Given passage:
↓↓↓

What Most Companies Get Wrong About Automation
The default instinct with automation is to find a painful, repetitive process and make it run on its own. Someone hates doing the thing, so you build a script or a workflow that does the thing, and now the thing happens without them. It feels like progress. Often it is the wrong move, because you have just made a process you never questioned permanent. The most valuable automation question is not “how do we make this run automatically.” It is “should this run at all.”
I have watched a lot of automation projects, built a fair number, and killed more than I shipped. The failures almost always shared a shape. They took a workflow that existed for a reason nobody remembered, wrapped it in tooling, and locked it in. Now it runs ten times faster and removing it is ten times harder, because automation has a way of turning a habit into infrastructure. So the work starts before the build.
Delete before you automate
Most processes accreted. Someone needed a report in 2019, so a manual export was born, and it survived every reorg since by sheer inertia. The first pass on anything I am asked to automate is archaeology: who actually consumes this output, what decision does it feed, and what breaks if it disappears. A surprising fraction of the time the honest answer is “nothing breaks.” The report goes to an inbox nobody reads. The step exists to satisfy a check that was removed two years ago. The cheapest automation is deletion, and it is the one nobody gets excited about because there is nothing to demo.
Automate the decision, not just the task
Here is the trap that catches good engineers. You automate a task, but the task still produces output that a human has to look at and interpret before anything happens. You did not automate the work — you relocated it. The person used to gather the data; now they read a dashboard and decide. The toil moved one step downstream and put on a nicer outfit.
Real leverage is in encoding the decision: the rule, the threshold, the routing logic. When this metric crosses this line, do this. When a ticket has these properties, send it here. That is the part that compounds, because a decision that runs in code runs the same way at 3pm and 3am, for the first case and the ten-thousandth. The honest test of an automation is whether it removed a judgment call a human was making by hand, not whether it removed some typing.
This is also where it gets uncomfortable, because encoding a decision forces you to make the decision explicit. Half-formed human judgment that “you just know” has to become a rule you can write down and defend. Often that exercise reveals the judgment was inconsistent all along — three people were routing the same case three different ways. The automation does not just save time. It makes the policy real, which is sometimes the actual deliverable.
Measure before you build
If you cannot say how often a thing happens and what each occurrence costs, you cannot say whether automating it is worth the build plus the maintenance forever. And the maintenance is forever — every automation is a small liability that needs care when an API changes or a downstream system moves. The measurement usually reveals that the loudest pain is not the most expensive one. The person yelling is yelling about a thing that happens twice a month. The expensive thing is the quiet daily tax nobody complains about because they have stopped noticing it.

↑↑↑

Work instruction:
From the automation article above, copy verbatim the stretch that opens with the words containing "Delete before you" and closes with "nothing to demo.".

Data under study:
↓↓↓

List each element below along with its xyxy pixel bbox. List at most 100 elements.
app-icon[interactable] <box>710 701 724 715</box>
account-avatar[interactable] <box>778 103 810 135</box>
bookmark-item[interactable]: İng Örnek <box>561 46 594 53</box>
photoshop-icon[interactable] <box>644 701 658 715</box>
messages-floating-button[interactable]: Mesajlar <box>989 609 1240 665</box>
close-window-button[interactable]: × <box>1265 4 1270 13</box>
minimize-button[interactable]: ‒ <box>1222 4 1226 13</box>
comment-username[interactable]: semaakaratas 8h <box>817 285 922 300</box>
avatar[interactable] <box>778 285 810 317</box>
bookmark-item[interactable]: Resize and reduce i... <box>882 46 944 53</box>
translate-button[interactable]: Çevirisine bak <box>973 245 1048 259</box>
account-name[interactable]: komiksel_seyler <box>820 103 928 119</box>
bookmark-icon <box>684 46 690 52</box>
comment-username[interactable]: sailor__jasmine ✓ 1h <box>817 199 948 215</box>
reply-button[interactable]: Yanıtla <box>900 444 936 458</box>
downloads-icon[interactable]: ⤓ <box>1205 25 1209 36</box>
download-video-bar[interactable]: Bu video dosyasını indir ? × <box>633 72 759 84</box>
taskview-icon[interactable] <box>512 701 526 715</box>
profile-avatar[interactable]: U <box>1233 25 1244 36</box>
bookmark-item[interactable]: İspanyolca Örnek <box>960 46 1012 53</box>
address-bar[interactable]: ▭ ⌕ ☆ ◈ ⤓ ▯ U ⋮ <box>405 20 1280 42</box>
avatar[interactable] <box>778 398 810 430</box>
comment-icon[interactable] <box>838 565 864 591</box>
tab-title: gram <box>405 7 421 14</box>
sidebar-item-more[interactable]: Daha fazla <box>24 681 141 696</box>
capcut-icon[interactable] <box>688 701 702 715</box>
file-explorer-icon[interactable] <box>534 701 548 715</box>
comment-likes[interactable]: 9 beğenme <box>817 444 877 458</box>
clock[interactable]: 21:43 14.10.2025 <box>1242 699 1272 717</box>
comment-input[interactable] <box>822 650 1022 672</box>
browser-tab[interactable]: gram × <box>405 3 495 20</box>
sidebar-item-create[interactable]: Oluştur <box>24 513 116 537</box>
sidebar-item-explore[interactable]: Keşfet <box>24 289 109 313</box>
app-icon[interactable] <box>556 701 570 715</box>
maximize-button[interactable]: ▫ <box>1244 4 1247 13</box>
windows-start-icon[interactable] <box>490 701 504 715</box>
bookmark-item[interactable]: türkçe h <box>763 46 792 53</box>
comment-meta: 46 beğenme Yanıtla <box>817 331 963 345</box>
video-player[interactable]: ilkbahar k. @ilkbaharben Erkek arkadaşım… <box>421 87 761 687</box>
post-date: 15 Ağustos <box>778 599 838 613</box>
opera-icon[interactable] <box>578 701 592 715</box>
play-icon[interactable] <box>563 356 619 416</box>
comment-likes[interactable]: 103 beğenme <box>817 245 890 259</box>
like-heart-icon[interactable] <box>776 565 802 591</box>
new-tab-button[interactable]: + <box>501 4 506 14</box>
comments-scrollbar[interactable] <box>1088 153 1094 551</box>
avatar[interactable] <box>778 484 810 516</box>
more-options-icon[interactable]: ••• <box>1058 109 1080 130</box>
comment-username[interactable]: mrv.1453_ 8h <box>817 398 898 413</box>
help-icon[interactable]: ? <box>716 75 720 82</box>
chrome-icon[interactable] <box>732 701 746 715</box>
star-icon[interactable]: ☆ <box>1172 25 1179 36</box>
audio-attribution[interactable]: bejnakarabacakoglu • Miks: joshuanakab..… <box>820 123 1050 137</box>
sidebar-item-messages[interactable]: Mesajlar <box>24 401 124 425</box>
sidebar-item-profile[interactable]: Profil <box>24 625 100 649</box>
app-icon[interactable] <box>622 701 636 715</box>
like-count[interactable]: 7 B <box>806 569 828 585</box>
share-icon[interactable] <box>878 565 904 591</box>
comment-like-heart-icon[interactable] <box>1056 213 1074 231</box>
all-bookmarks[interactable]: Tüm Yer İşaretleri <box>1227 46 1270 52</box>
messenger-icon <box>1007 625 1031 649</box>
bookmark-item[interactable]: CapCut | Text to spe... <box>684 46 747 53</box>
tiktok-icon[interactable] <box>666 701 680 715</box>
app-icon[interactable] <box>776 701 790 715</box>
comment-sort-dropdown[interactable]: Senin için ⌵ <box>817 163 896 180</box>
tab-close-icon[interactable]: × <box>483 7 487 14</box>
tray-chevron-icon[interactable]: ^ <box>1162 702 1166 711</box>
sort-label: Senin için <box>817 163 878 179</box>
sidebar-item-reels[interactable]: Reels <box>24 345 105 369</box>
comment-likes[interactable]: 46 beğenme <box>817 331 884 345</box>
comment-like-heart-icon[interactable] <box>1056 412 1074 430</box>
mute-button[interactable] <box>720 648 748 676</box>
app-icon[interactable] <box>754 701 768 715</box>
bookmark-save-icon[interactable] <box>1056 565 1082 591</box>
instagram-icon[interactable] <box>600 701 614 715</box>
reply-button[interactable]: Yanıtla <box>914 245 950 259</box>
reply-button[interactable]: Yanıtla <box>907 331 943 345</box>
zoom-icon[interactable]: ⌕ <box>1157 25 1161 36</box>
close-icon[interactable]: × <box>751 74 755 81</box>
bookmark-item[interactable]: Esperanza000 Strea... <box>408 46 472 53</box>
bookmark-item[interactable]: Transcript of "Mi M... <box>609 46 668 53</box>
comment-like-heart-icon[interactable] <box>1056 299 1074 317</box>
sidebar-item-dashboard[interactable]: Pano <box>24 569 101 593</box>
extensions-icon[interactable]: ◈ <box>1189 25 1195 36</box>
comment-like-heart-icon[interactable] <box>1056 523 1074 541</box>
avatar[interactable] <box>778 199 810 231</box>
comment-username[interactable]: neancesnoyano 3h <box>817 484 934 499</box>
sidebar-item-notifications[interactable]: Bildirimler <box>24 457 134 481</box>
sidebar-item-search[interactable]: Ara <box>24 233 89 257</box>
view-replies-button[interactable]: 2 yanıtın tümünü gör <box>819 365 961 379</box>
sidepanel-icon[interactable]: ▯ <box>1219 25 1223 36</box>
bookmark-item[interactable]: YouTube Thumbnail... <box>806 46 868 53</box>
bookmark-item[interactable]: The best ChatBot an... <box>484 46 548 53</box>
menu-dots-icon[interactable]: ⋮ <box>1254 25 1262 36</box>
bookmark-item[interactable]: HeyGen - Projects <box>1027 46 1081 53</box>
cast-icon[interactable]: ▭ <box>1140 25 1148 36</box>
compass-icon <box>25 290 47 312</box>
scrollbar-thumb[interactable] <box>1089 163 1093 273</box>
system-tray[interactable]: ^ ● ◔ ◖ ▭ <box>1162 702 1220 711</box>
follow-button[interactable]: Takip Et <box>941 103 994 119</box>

↑↑↑

Response box:
Delete before you automate
Most processes accreted. Someone needed a report in 2019, so a manual export was born, and it survived every reorg since by sheer inertia. The first pass on anything I am asked to automate is archaeology: who actually consumes this output, what decision does it feed, and what breaks if it disappears. A surprising fraction of the time the honest answer is “nothing breaks.” The report goes to an inbox nobody reads. The step exists to satisfy a check that was removed two years ago. The cheapest automation is deletion, and it is the one nobody gets excited about because there is nothing to demo.